> Aim
Do not copy the pictures; transcribe all other material exactly.

[Data items]

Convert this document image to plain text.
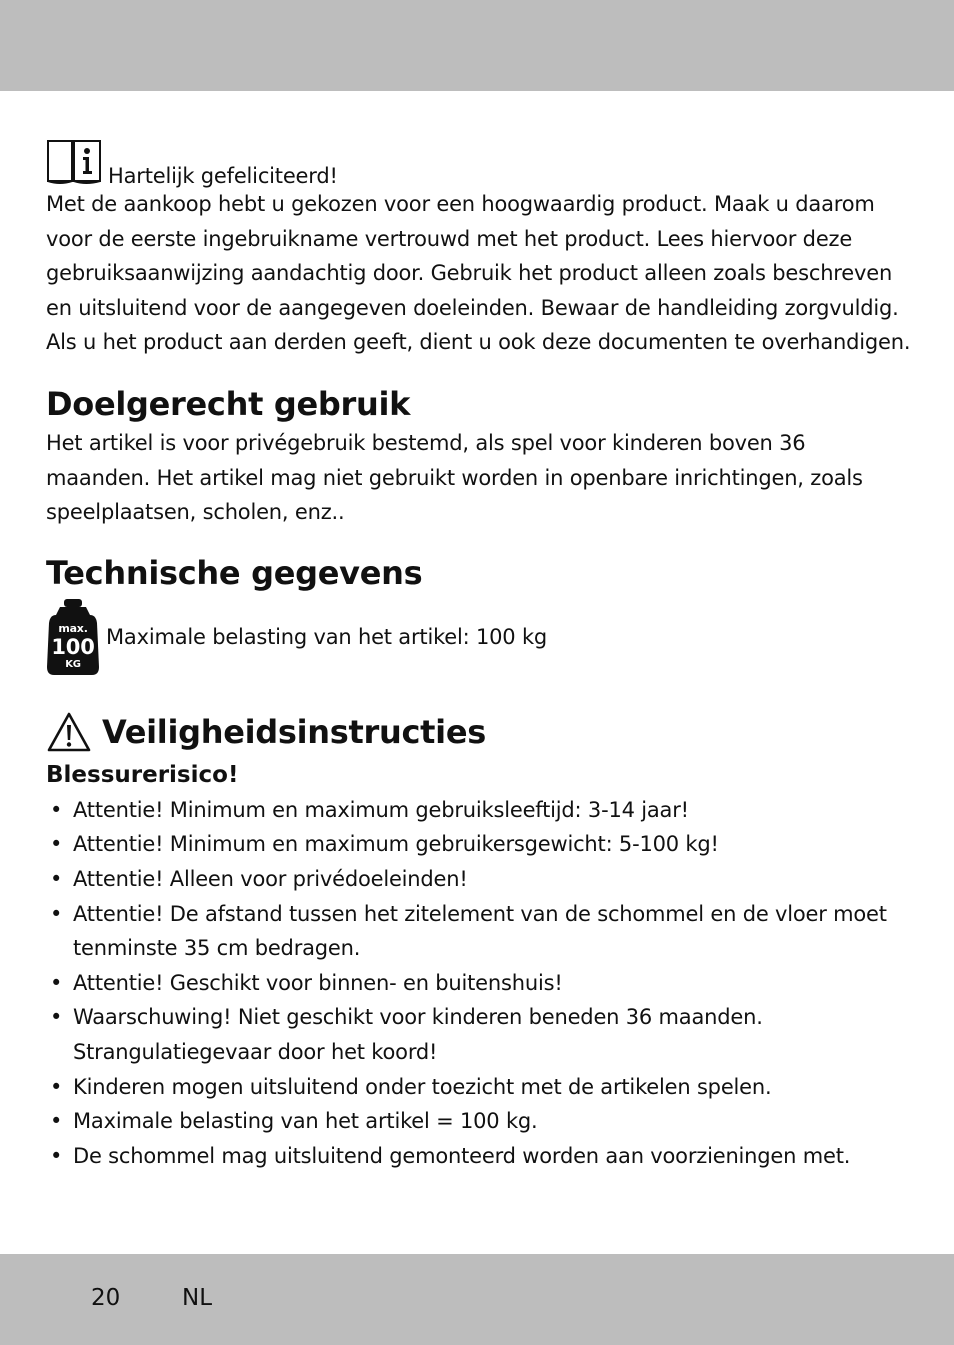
Hartelijk gefeliciteerd!
Met de aankoop hebt u gekozen voor een hoogwaardig product. Maak u daarom voor de eerste ingebruikname vertrouwd met het product. Lees hiervoor deze gebruiksaanwijzing aandachtig door. Gebruik het product alleen zoals beschreven en uitsluitend voor de aangegeven doeleinden. Bewaar de handleiding zorgvuldig. Als u het product aan derden geeft, dient u ook deze documenten te overhandigen.
Doelgerecht gebruik
Het artikel is voor privégebruik bestemd, als spel voor kinderen boven 36 maanden. Het artikel mag niet gebruikt worden in openbare inrichtingen, zoals speelplaatsen, scholen, enz..
Technische gegevens
max.
100
KG
Maximale belasting van het artikel: 100 kg
Veiligheidsinstructies
Blessurerisico!
• Attentie! Minimum en maximum gebruiksleeftijd: 3-14 jaar!
• Attentie! Minimum en maximum gebruikersgewicht: 5-100 kg!
• Attentie! Alleen voor privédoeleinden!
• Attentie! De afstand tussen het zitelement van de schommel en de vloer moet tenminste 35 cm bedragen.
• Attentie! Geschikt voor binnen- en buitenshuis!
• Waarschuwing! Niet geschikt voor kinderen beneden 36 maanden. Strangulatiegevaar door het koord!
• Kinderen mogen uitsluitend onder toezicht met de artikelen spelen.
• Maximale belasting van het artikel = 100 kg.
• De schommel mag uitsluitend gemonteerd worden aan voorzieningen met.
20	NL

> Written response
Convert this document image to plain text.
Hartelijk gefeliciteerd!
Met de aankoop hebt u gekozen voor een hoogwaardig product. Maak u daarom voor de eerste ingebruikname vertrouwd met het product. Lees hiervoor deze gebruiksaanwijzing aandachtig door. Gebruik het product alleen zoals beschreven en uitsluitend voor de aangegeven doeleinden. Bewaar de handleiding zorgvuldig. Als u het product aan derden geeft, dient u ook deze documenten te overhandigen.
Doelgerecht gebruik
Het artikel is voor privégebruik bestemd, als spel voor kinderen boven 36 maanden. Het artikel mag niet gebruikt worden in openbare inrichtingen, zoals speelplaatsen, scholen, enz..
Technische gegevens
max.
100
KG
Maximale belasting van het artikel: 100 kg
Veiligheidsinstructies
Blessurerisico!
• Attentie! Minimum en maximum gebruiksleeftijd: 3-14 jaar!
• Attentie! Minimum en maximum gebruikersgewicht: 5-100 kg!
• Attentie! Alleen voor privédoeleinden!
• Attentie! De afstand tussen het zitelement van de schommel en de vloer moet tenminste 35 cm bedragen.
• Attentie! Geschikt voor binnen- en buitenshuis!
• Waarschuwing! Niet geschikt voor kinderen beneden 36 maanden. Strangulatiegevaar door het koord!
• Kinderen mogen uitsluitend onder toezicht met de artikelen spelen.
• Maximale belasting van het artikel = 100 kg.
• De schommel mag uitsluitend gemonteerd worden aan voorzieningen met.
20	NL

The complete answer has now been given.